### Required work
Only a number is wanted here: the number of lines of the data that include "this".

### Records

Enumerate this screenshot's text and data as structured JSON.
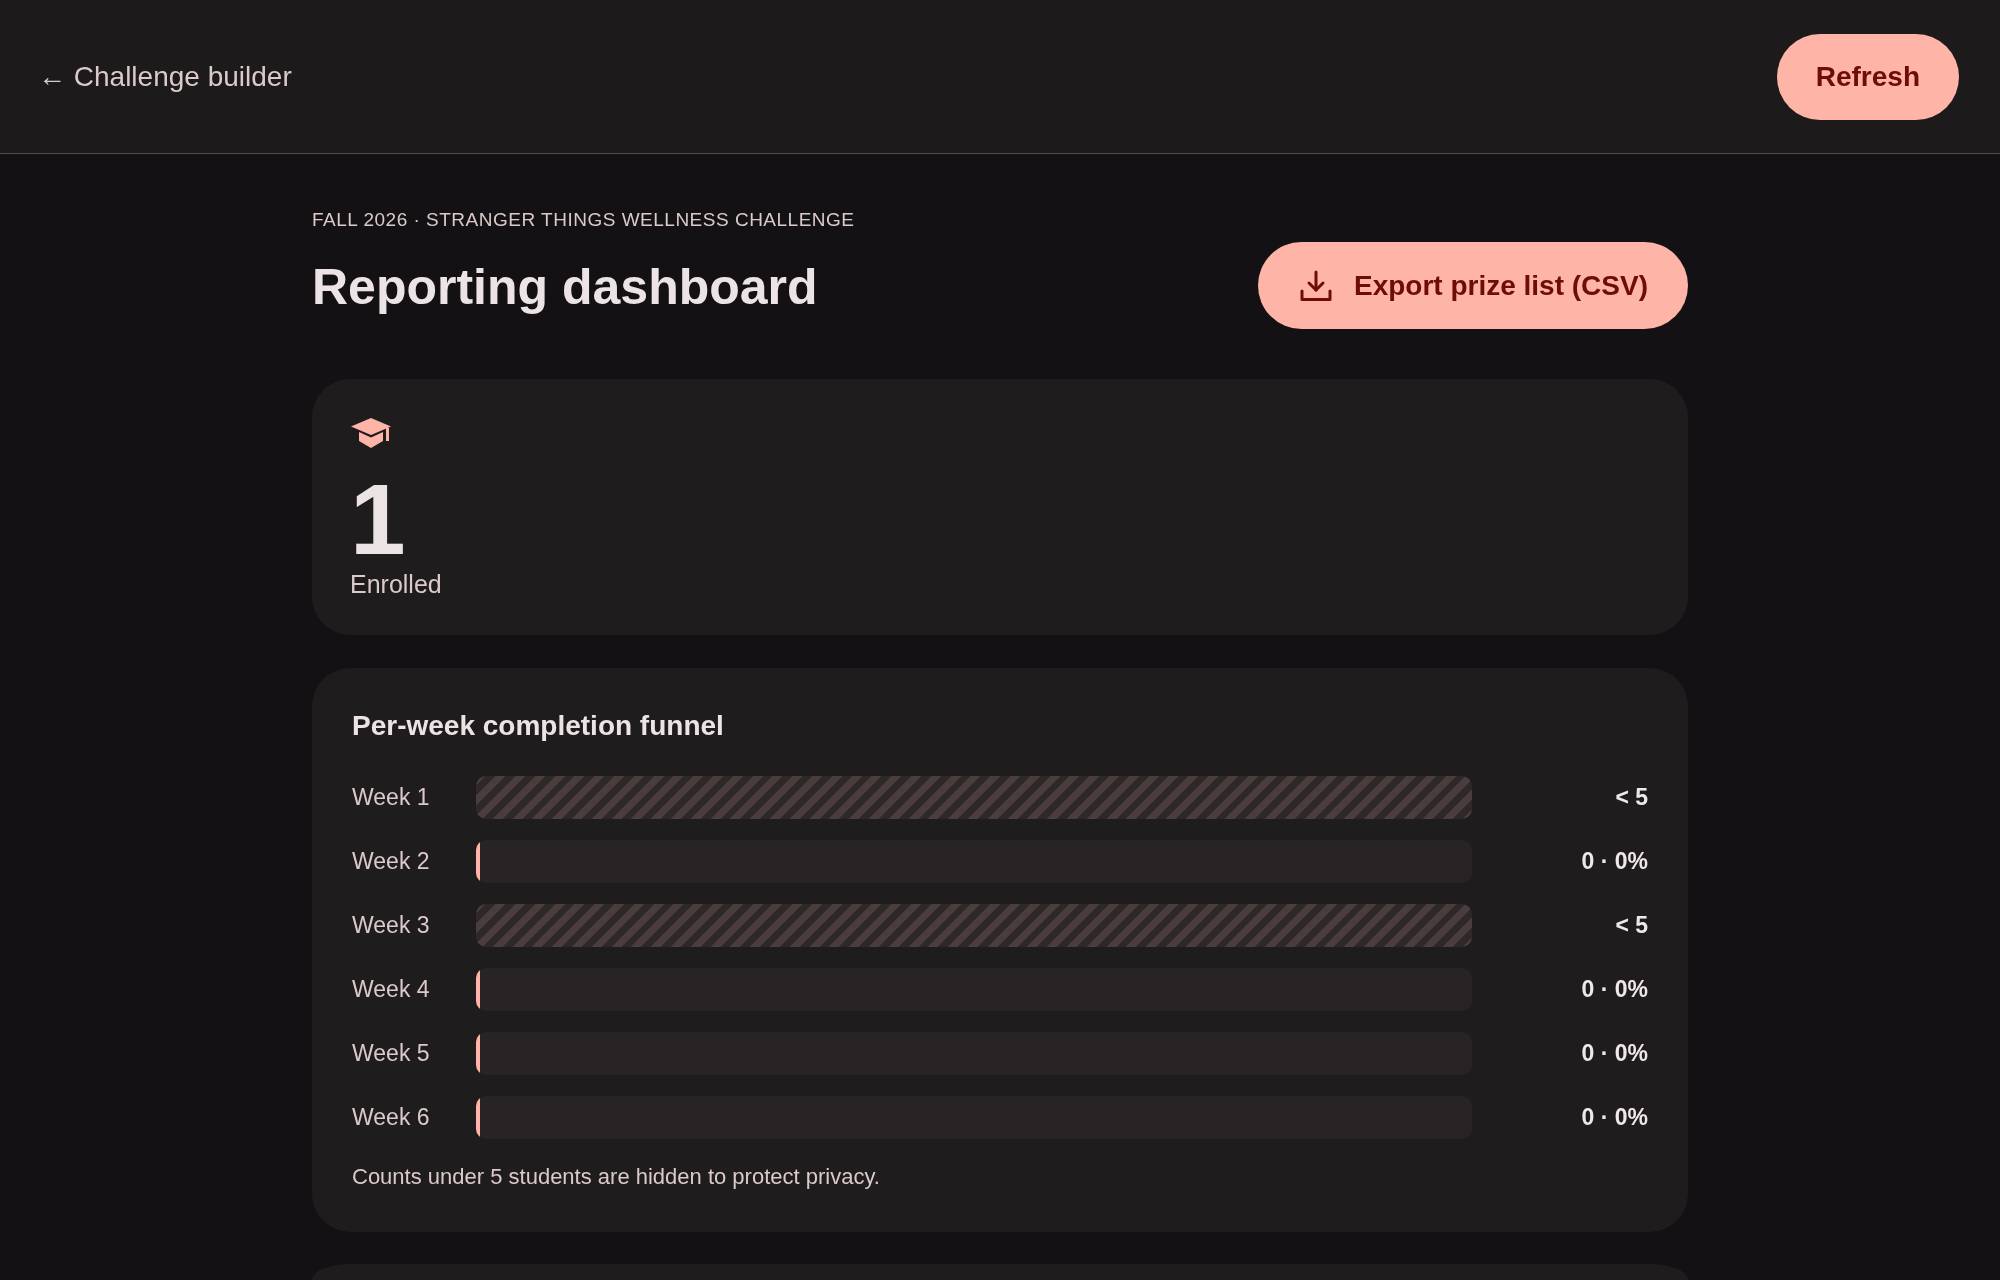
{
  "top_bar": {
    "back_link": "← Challenge builder",
    "refresh_button": "Refresh"
  },
  "header": {
    "eyebrow": "FALL 2026 · STRANGER THINGS WELLNESS CHALLENGE",
    "title": "Reporting dashboard",
    "export_button": "Export prize list (CSV)"
  },
  "stat_card": {
    "value": "1",
    "label": "Enrolled"
  },
  "funnel": {
    "title": "Per-week completion funnel",
    "rows": [
      {
        "label": "Week 1",
        "kind": "suppressed",
        "reading": "< 5"
      },
      {
        "label": "Week 2",
        "kind": "count",
        "level": 0,
        "reading": "0 · 0%"
      },
      {
        "label": "Week 3",
        "kind": "suppressed",
        "reading": "< 5"
      },
      {
        "label": "Week 4",
        "kind": "count",
        "level": 0,
        "reading": "0 · 0%"
      },
      {
        "label": "Week 5",
        "kind": "count",
        "level": 0,
        "reading": "0 · 0%"
      },
      {
        "label": "Week 6",
        "kind": "count",
        "level": 0,
        "reading": "0 · 0%"
      }
    ],
    "note": "Counts under 5 students are hidden to protect privacy."
  }
}
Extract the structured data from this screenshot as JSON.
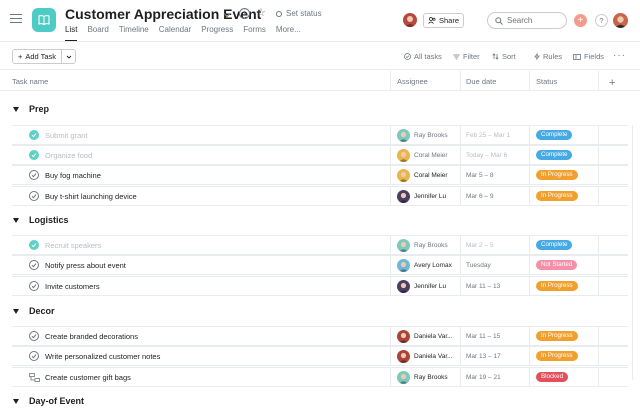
{
  "header": {
    "title": "Customer Appreciation Event",
    "set_status": "Set status",
    "tabs": [
      {
        "label": "List",
        "active": true
      },
      {
        "label": "Board"
      },
      {
        "label": "Timeline"
      },
      {
        "label": "Calendar"
      },
      {
        "label": "Progress"
      },
      {
        "label": "Forms"
      },
      {
        "label": "More..."
      }
    ],
    "share_label": "Share",
    "search_placeholder": "Search",
    "plus_icon": "plus-icon",
    "help_label": "?"
  },
  "toolbar": {
    "add_task_label": "Add Task",
    "all_tasks_label": "All tasks",
    "filter_label": "Filter",
    "sort_label": "Sort",
    "rules_label": "Rules",
    "fields_label": "Fields"
  },
  "columns": {
    "task_name": "Task name",
    "assignee": "Assignee",
    "due_date": "Due date",
    "status": "Status",
    "add_column": "+"
  },
  "status_colors": {
    "Complete": "#45a9e6",
    "In Progress": "#f1a02d",
    "Not Started": "#f48fa8",
    "Blocked": "#e2505b"
  },
  "sections": [
    {
      "name": "Prep",
      "tasks": [
        {
          "name": "Submit grant",
          "assignee": "Ray Brooks",
          "due": "Feb 25 – Mar 1",
          "status": "Complete",
          "complete": true,
          "avatar_color": "#7cc9c0"
        },
        {
          "name": "Organize food",
          "assignee": "Coral Meier",
          "due": "Today – Mar 6",
          "status": "Complete",
          "complete": true,
          "avatar_color": "#e8b64c"
        },
        {
          "name": "Buy fog machine",
          "assignee": "Coral Meier",
          "due": "Mar 5 – 8",
          "status": "In Progress",
          "complete": false,
          "avatar_color": "#e8b64c"
        },
        {
          "name": "Buy t-shirt launching device",
          "assignee": "Jennifer Lu",
          "due": "Mar 6 – 9",
          "status": "In Progress",
          "complete": false,
          "avatar_color": "#4a3e63"
        }
      ]
    },
    {
      "name": "Logistics",
      "tasks": [
        {
          "name": "Recruit speakers",
          "assignee": "Ray Brooks",
          "due": "Mar 2 – 5",
          "status": "Complete",
          "complete": true,
          "avatar_color": "#7cc9c0"
        },
        {
          "name": "Notify press about event",
          "assignee": "Avery Lomax",
          "due": "Tuesday",
          "status": "Not Started",
          "complete": false,
          "avatar_color": "#6fb7d6"
        },
        {
          "name": "Invite customers",
          "assignee": "Jennifer Lu",
          "due": "Mar 11 – 13",
          "status": "In Progress",
          "complete": false,
          "avatar_color": "#4a3e63"
        }
      ]
    },
    {
      "name": "Decor",
      "tasks": [
        {
          "name": "Create branded decorations",
          "assignee": "Daniela Var...",
          "due": "Mar 11 – 15",
          "status": "In Progress",
          "complete": false,
          "avatar_color": "#a8453c"
        },
        {
          "name": "Write personalized customer notes",
          "assignee": "Daniela Var...",
          "due": "Mar 13 – 17",
          "status": "In Progress",
          "complete": false,
          "avatar_color": "#a8453c"
        },
        {
          "name": "Create customer gift bags",
          "assignee": "Ray Brooks",
          "due": "Mar 19 – 21",
          "status": "Blocked",
          "complete": false,
          "subtask": true,
          "avatar_color": "#7cc9c0"
        }
      ]
    },
    {
      "name": "Day-of Event",
      "tasks": []
    }
  ]
}
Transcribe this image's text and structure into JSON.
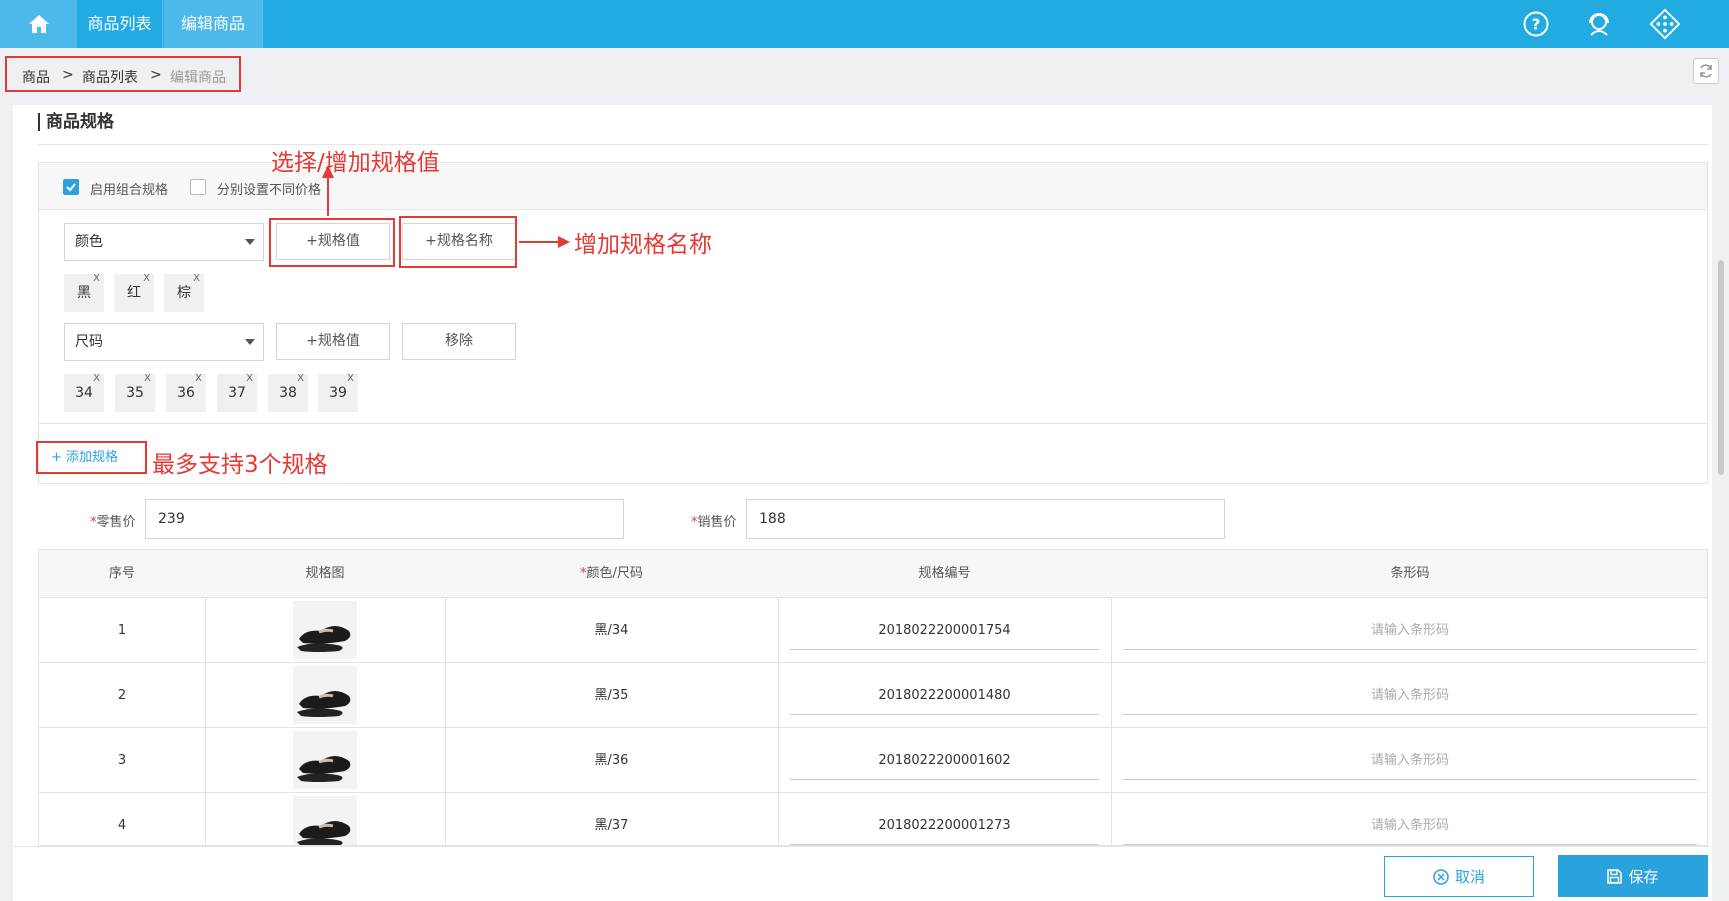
{
  "topbar": {
    "tabs": [
      "商品列表",
      "编辑商品"
    ],
    "icons": [
      "home-icon",
      "help-icon",
      "support-icon",
      "apps-icon"
    ]
  },
  "breadcrumb": {
    "items": [
      "商品",
      "商品列表",
      "编辑商品"
    ],
    "separator": ">"
  },
  "section": {
    "title": "商品规格"
  },
  "spec_panel": {
    "enable_combo_label": "启用组合规格",
    "enable_combo_checked": true,
    "separate_price_label": "分别设置不同价格",
    "separate_price_checked": false,
    "specs": [
      {
        "name": "颜色",
        "add_value_label": "+规格值",
        "second_button_label": "+规格名称",
        "values": [
          "黑",
          "红",
          "棕"
        ]
      },
      {
        "name": "尺码",
        "add_value_label": "+规格值",
        "second_button_label": "移除",
        "values": [
          "34",
          "35",
          "36",
          "37",
          "38",
          "39"
        ]
      }
    ],
    "tag_remove": "X",
    "add_spec_label": "+ 添加规格"
  },
  "annotations": {
    "select_add_value": "选择/增加规格值",
    "add_spec_name": "增加规格名称",
    "max_specs": "最多支持3个规格"
  },
  "prices": {
    "retail_label": "零售价",
    "retail_value": "239",
    "sale_label": "销售价",
    "sale_value": "188",
    "required_mark": "*"
  },
  "table": {
    "headers": [
      "序号",
      "规格图",
      "颜色/尺码",
      "规格编号",
      "条形码"
    ],
    "barcode_placeholder": "请输入条形码",
    "rows": [
      {
        "index": "1",
        "spec": "黑/34",
        "code": "2018022200001754"
      },
      {
        "index": "2",
        "spec": "黑/35",
        "code": "2018022200001480"
      },
      {
        "index": "3",
        "spec": "黑/36",
        "code": "2018022200001602"
      },
      {
        "index": "4",
        "spec": "黑/37",
        "code": "2018022200001273"
      }
    ]
  },
  "footer": {
    "cancel_label": "取消",
    "save_label": "保存"
  },
  "colors": {
    "accent": "#22aae3",
    "annotation": "#e53935"
  }
}
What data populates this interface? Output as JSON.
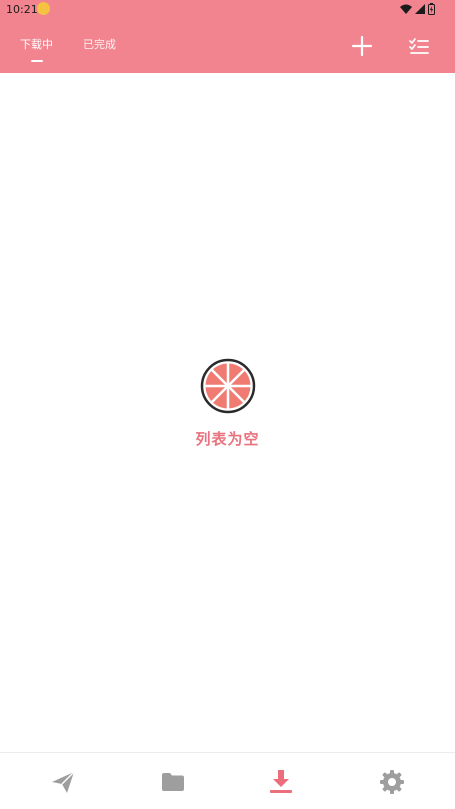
{
  "status_bar": {
    "time": "10:21"
  },
  "tabs": [
    {
      "label": "下载中",
      "active": true
    },
    {
      "label": "已完成",
      "active": false
    }
  ],
  "empty_state": {
    "text": "列表为空"
  },
  "colors": {
    "header": "#f2848f",
    "accent": "#e8737f",
    "nav_inactive": "#9e9e9e",
    "nav_active": "#ec6d7b"
  },
  "bottom_nav": [
    {
      "icon": "send-icon",
      "active": false
    },
    {
      "icon": "folder-icon",
      "active": false
    },
    {
      "icon": "download-icon",
      "active": true
    },
    {
      "icon": "gear-icon",
      "active": false
    }
  ]
}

### Response
4